- WHAT THE TASK ASKS:
Repeat the records below exactly as they appear.

## Begin GIVEN DATA

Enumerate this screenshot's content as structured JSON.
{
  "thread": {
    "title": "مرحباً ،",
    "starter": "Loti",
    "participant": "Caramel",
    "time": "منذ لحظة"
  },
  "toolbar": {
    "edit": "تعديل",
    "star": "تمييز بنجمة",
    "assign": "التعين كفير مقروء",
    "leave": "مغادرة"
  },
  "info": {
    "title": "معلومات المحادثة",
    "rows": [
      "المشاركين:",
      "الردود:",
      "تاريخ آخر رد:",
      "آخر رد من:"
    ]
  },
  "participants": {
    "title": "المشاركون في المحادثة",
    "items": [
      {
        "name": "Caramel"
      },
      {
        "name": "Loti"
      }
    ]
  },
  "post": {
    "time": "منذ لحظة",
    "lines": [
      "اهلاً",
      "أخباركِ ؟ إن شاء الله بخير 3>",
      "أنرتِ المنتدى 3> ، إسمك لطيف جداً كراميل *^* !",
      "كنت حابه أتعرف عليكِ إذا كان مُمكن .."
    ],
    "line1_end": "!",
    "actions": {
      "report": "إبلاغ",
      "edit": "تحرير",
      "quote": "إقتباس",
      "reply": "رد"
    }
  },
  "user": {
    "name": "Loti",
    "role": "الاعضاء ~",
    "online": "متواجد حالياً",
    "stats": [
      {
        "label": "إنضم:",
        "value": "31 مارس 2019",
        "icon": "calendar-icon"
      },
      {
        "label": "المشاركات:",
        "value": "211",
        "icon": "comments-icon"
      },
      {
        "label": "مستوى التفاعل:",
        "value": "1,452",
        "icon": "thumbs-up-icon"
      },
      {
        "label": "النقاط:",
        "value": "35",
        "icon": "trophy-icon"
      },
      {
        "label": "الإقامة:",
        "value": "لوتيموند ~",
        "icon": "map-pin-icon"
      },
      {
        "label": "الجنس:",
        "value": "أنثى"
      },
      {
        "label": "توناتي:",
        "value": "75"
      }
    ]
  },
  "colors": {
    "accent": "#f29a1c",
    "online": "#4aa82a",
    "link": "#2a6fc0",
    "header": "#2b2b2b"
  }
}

## End GIVEN DATA

- THE OUTPUT:
Enumerate this screenshot's content as structured JSON.
{
  "thread": {
    "title": "مرحباً ،",
    "starter": "Loti",
    "participant": "Caramel",
    "time": "منذ لحظة"
  },
  "toolbar": {
    "edit": "تعديل",
    "star": "تمييز بنجمة",
    "assign": "التعين كفير مقروء",
    "leave": "مغادرة"
  },
  "info": {
    "title": "معلومات المحادثة",
    "rows": [
      "المشاركين:",
      "الردود:",
      "تاريخ آخر رد:",
      "آخر رد من:"
    ]
  },
  "participants": {
    "title": "المشاركون في المحادثة",
    "items": [
      {
        "name": "Caramel"
      },
      {
        "name": "Loti"
      }
    ]
  },
  "post": {
    "time": "منذ لحظة",
    "lines": [
      "اهلاً",
      "أخباركِ ؟ إن شاء الله بخير 3>",
      "أنرتِ المنتدى 3> ، إسمك لطيف جداً كراميل *^* !",
      "كنت حابه أتعرف عليكِ إذا كان مُمكن .."
    ],
    "line1_end": "!",
    "actions": {
      "report": "إبلاغ",
      "edit": "تحرير",
      "quote": "إقتباس",
      "reply": "رد"
    }
  },
  "user": {
    "name": "Loti",
    "role": "الاعضاء ~",
    "online": "متواجد حالياً",
    "stats": [
      {
        "label": "إنضم:",
        "value": "31 مارس 2019",
        "icon": "calendar-icon"
      },
      {
        "label": "المشاركات:",
        "value": "211",
        "icon": "comments-icon"
      },
      {
        "label": "مستوى التفاعل:",
        "value": "1,452",
        "icon": "thumbs-up-icon"
      },
      {
        "label": "النقاط:",
        "value": "35",
        "icon": "trophy-icon"
      },
      {
        "label": "الإقامة:",
        "value": "لوتيموند ~",
        "icon": "map-pin-icon"
      },
      {
        "label": "الجنس:",
        "value": "أنثى"
      },
      {
        "label": "توناتي:",
        "value": "75"
      }
    ]
  },
  "colors": {
    "accent": "#f29a1c",
    "online": "#4aa82a",
    "link": "#2a6fc0",
    "header": "#2b2b2b"
  }
}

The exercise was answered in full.